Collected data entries
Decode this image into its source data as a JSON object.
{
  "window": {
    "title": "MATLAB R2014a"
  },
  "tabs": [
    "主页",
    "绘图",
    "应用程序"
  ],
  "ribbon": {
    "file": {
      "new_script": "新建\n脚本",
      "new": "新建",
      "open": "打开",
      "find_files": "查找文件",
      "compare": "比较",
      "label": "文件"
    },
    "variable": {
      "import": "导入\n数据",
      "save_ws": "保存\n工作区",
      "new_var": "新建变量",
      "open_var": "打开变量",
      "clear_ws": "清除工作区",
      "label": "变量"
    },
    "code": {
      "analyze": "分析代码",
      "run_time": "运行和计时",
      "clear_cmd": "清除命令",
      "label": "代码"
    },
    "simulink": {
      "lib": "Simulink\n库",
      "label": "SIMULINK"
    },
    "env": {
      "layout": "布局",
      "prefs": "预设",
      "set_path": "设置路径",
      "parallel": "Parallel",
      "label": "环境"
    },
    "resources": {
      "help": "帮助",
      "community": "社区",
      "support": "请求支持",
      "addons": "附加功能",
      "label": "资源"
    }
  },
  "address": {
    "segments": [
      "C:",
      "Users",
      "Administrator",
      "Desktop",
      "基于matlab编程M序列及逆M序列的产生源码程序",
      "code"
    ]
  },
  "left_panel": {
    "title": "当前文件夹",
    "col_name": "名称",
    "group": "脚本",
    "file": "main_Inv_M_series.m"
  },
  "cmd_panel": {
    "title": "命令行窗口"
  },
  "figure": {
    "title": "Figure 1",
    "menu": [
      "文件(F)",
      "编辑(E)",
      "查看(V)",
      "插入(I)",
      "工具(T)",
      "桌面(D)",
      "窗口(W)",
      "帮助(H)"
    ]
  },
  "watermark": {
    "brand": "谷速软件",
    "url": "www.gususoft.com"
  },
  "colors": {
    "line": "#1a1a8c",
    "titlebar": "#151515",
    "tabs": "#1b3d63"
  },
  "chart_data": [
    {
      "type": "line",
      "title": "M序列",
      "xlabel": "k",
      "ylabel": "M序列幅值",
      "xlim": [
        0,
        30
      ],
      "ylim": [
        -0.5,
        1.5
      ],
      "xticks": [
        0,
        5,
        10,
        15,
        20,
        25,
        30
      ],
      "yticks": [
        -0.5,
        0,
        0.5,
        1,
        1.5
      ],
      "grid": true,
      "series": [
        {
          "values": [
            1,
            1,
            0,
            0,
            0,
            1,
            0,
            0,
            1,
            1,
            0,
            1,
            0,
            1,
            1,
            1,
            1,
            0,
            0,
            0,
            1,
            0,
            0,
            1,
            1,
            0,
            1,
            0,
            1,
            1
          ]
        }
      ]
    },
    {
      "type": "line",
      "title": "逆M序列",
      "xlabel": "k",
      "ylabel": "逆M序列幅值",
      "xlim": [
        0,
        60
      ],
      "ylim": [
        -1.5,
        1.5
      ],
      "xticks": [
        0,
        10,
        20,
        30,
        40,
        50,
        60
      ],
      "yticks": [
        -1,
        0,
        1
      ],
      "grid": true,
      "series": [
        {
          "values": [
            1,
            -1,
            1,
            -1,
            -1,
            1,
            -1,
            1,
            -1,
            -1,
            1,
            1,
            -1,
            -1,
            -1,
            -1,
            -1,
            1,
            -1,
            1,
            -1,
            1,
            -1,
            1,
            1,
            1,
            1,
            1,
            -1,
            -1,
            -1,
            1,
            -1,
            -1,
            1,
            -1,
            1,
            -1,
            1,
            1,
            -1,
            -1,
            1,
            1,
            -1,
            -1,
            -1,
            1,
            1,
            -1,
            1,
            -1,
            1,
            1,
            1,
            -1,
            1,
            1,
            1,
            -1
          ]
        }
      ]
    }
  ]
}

■ TASK GOAL: Write down every line of the data exactly as it appears above.

■ EXERCISE ANSWER:
Decode this image into its source data as a JSON object.
{
  "window": {
    "title": "MATLAB R2014a"
  },
  "tabs": [
    "主页",
    "绘图",
    "应用程序"
  ],
  "ribbon": {
    "file": {
      "new_script": "新建\n脚本",
      "new": "新建",
      "open": "打开",
      "find_files": "查找文件",
      "compare": "比较",
      "label": "文件"
    },
    "variable": {
      "import": "导入\n数据",
      "save_ws": "保存\n工作区",
      "new_var": "新建变量",
      "open_var": "打开变量",
      "clear_ws": "清除工作区",
      "label": "变量"
    },
    "code": {
      "analyze": "分析代码",
      "run_time": "运行和计时",
      "clear_cmd": "清除命令",
      "label": "代码"
    },
    "simulink": {
      "lib": "Simulink\n库",
      "label": "SIMULINK"
    },
    "env": {
      "layout": "布局",
      "prefs": "预设",
      "set_path": "设置路径",
      "parallel": "Parallel",
      "label": "环境"
    },
    "resources": {
      "help": "帮助",
      "community": "社区",
      "support": "请求支持",
      "addons": "附加功能",
      "label": "资源"
    }
  },
  "address": {
    "segments": [
      "C:",
      "Users",
      "Administrator",
      "Desktop",
      "基于matlab编程M序列及逆M序列的产生源码程序",
      "code"
    ]
  },
  "left_panel": {
    "title": "当前文件夹",
    "col_name": "名称",
    "group": "脚本",
    "file": "main_Inv_M_series.m"
  },
  "cmd_panel": {
    "title": "命令行窗口"
  },
  "figure": {
    "title": "Figure 1",
    "menu": [
      "文件(F)",
      "编辑(E)",
      "查看(V)",
      "插入(I)",
      "工具(T)",
      "桌面(D)",
      "窗口(W)",
      "帮助(H)"
    ]
  },
  "watermark": {
    "brand": "谷速软件",
    "url": "www.gususoft.com"
  },
  "colors": {
    "line": "#1a1a8c",
    "titlebar": "#151515",
    "tabs": "#1b3d63"
  },
  "chart_data": [
    {
      "type": "line",
      "title": "M序列",
      "xlabel": "k",
      "ylabel": "M序列幅值",
      "xlim": [
        0,
        30
      ],
      "ylim": [
        -0.5,
        1.5
      ],
      "xticks": [
        0,
        5,
        10,
        15,
        20,
        25,
        30
      ],
      "yticks": [
        -0.5,
        0,
        0.5,
        1,
        1.5
      ],
      "grid": true,
      "series": [
        {
          "values": [
            1,
            1,
            0,
            0,
            0,
            1,
            0,
            0,
            1,
            1,
            0,
            1,
            0,
            1,
            1,
            1,
            1,
            0,
            0,
            0,
            1,
            0,
            0,
            1,
            1,
            0,
            1,
            0,
            1,
            1
          ]
        }
      ]
    },
    {
      "type": "line",
      "title": "逆M序列",
      "xlabel": "k",
      "ylabel": "逆M序列幅值",
      "xlim": [
        0,
        60
      ],
      "ylim": [
        -1.5,
        1.5
      ],
      "xticks": [
        0,
        10,
        20,
        30,
        40,
        50,
        60
      ],
      "yticks": [
        -1,
        0,
        1
      ],
      "grid": true,
      "series": [
        {
          "values": [
            1,
            -1,
            1,
            -1,
            -1,
            1,
            -1,
            1,
            -1,
            -1,
            1,
            1,
            -1,
            -1,
            -1,
            -1,
            -1,
            1,
            -1,
            1,
            -1,
            1,
            -1,
            1,
            1,
            1,
            1,
            1,
            -1,
            -1,
            -1,
            1,
            -1,
            -1,
            1,
            -1,
            1,
            -1,
            1,
            1,
            -1,
            -1,
            1,
            1,
            -1,
            -1,
            -1,
            1,
            1,
            -1,
            1,
            -1,
            1,
            1,
            1,
            -1,
            1,
            1,
            1,
            -1
          ]
        }
      ]
    }
  ]
}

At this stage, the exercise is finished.